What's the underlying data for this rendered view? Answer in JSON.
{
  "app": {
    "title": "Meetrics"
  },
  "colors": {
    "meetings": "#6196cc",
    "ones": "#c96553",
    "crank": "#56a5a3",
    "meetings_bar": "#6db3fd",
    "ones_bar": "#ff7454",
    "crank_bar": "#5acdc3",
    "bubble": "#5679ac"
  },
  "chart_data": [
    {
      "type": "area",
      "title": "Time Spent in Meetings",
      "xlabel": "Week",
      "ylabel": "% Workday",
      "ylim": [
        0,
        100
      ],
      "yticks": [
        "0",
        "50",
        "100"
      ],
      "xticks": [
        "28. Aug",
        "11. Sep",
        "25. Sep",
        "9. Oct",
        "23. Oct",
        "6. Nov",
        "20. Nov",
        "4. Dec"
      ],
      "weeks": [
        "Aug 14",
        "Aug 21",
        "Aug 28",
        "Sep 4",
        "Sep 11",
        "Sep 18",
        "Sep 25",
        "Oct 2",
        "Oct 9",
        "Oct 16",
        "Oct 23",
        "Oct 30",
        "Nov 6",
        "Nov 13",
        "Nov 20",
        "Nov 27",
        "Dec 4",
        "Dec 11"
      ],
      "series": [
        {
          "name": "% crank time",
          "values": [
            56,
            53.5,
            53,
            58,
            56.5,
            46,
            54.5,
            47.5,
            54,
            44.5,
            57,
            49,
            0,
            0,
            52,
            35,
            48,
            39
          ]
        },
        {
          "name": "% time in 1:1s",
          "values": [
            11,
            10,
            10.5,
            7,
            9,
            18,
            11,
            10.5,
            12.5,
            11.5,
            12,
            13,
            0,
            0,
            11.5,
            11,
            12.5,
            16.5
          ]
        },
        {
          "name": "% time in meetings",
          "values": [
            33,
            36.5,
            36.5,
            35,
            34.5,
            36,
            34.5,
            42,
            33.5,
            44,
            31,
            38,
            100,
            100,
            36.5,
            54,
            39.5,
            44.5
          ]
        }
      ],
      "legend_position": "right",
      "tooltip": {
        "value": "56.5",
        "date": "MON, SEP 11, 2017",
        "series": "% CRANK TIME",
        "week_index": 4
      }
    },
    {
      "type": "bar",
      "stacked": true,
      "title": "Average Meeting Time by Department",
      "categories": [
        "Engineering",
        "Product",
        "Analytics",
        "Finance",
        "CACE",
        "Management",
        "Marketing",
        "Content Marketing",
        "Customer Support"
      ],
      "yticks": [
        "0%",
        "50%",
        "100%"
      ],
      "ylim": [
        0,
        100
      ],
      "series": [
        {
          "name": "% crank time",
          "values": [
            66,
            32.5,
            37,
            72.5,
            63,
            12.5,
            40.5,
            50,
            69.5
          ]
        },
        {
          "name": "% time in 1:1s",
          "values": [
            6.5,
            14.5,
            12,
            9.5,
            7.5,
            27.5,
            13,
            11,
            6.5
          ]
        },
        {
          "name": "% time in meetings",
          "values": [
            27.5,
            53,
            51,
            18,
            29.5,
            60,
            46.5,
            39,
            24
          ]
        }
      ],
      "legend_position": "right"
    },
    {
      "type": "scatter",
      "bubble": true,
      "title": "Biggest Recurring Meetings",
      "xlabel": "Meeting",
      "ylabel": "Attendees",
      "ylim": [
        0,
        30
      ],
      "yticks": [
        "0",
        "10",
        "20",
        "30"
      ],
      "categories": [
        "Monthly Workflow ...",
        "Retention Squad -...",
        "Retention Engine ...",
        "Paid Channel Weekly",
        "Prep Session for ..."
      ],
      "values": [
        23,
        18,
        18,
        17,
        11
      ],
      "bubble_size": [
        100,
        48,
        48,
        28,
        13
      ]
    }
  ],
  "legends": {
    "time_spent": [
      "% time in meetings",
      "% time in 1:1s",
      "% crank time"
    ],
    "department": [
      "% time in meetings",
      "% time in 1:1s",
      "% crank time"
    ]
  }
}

----------

» Exercise directions: Restate each record exactly as written.

» Written response:
What's the underlying data for this rendered view? Answer in JSON.
{
  "app": {
    "title": "Meetrics"
  },
  "colors": {
    "meetings": "#6196cc",
    "ones": "#c96553",
    "crank": "#56a5a3",
    "meetings_bar": "#6db3fd",
    "ones_bar": "#ff7454",
    "crank_bar": "#5acdc3",
    "bubble": "#5679ac"
  },
  "chart_data": [
    {
      "type": "area",
      "title": "Time Spent in Meetings",
      "xlabel": "Week",
      "ylabel": "% Workday",
      "ylim": [
        0,
        100
      ],
      "yticks": [
        "0",
        "50",
        "100"
      ],
      "xticks": [
        "28. Aug",
        "11. Sep",
        "25. Sep",
        "9. Oct",
        "23. Oct",
        "6. Nov",
        "20. Nov",
        "4. Dec"
      ],
      "weeks": [
        "Aug 14",
        "Aug 21",
        "Aug 28",
        "Sep 4",
        "Sep 11",
        "Sep 18",
        "Sep 25",
        "Oct 2",
        "Oct 9",
        "Oct 16",
        "Oct 23",
        "Oct 30",
        "Nov 6",
        "Nov 13",
        "Nov 20",
        "Nov 27",
        "Dec 4",
        "Dec 11"
      ],
      "series": [
        {
          "name": "% crank time",
          "values": [
            56,
            53.5,
            53,
            58,
            56.5,
            46,
            54.5,
            47.5,
            54,
            44.5,
            57,
            49,
            0,
            0,
            52,
            35,
            48,
            39
          ]
        },
        {
          "name": "% time in 1:1s",
          "values": [
            11,
            10,
            10.5,
            7,
            9,
            18,
            11,
            10.5,
            12.5,
            11.5,
            12,
            13,
            0,
            0,
            11.5,
            11,
            12.5,
            16.5
          ]
        },
        {
          "name": "% time in meetings",
          "values": [
            33,
            36.5,
            36.5,
            35,
            34.5,
            36,
            34.5,
            42,
            33.5,
            44,
            31,
            38,
            100,
            100,
            36.5,
            54,
            39.5,
            44.5
          ]
        }
      ],
      "legend_position": "right",
      "tooltip": {
        "value": "56.5",
        "date": "MON, SEP 11, 2017",
        "series": "% CRANK TIME",
        "week_index": 4
      }
    },
    {
      "type": "bar",
      "stacked": true,
      "title": "Average Meeting Time by Department",
      "categories": [
        "Engineering",
        "Product",
        "Analytics",
        "Finance",
        "CACE",
        "Management",
        "Marketing",
        "Content Marketing",
        "Customer Support"
      ],
      "yticks": [
        "0%",
        "50%",
        "100%"
      ],
      "ylim": [
        0,
        100
      ],
      "series": [
        {
          "name": "% crank time",
          "values": [
            66,
            32.5,
            37,
            72.5,
            63,
            12.5,
            40.5,
            50,
            69.5
          ]
        },
        {
          "name": "% time in 1:1s",
          "values": [
            6.5,
            14.5,
            12,
            9.5,
            7.5,
            27.5,
            13,
            11,
            6.5
          ]
        },
        {
          "name": "% time in meetings",
          "values": [
            27.5,
            53,
            51,
            18,
            29.5,
            60,
            46.5,
            39,
            24
          ]
        }
      ],
      "legend_position": "right"
    },
    {
      "type": "scatter",
      "bubble": true,
      "title": "Biggest Recurring Meetings",
      "xlabel": "Meeting",
      "ylabel": "Attendees",
      "ylim": [
        0,
        30
      ],
      "yticks": [
        "0",
        "10",
        "20",
        "30"
      ],
      "categories": [
        "Monthly Workflow ...",
        "Retention Squad -...",
        "Retention Engine ...",
        "Paid Channel Weekly",
        "Prep Session for ..."
      ],
      "values": [
        23,
        18,
        18,
        17,
        11
      ],
      "bubble_size": [
        100,
        48,
        48,
        28,
        13
      ]
    }
  ],
  "legends": {
    "time_spent": [
      "% time in meetings",
      "% time in 1:1s",
      "% crank time"
    ],
    "department": [
      "% time in meetings",
      "% time in 1:1s",
      "% crank time"
    ]
  }
}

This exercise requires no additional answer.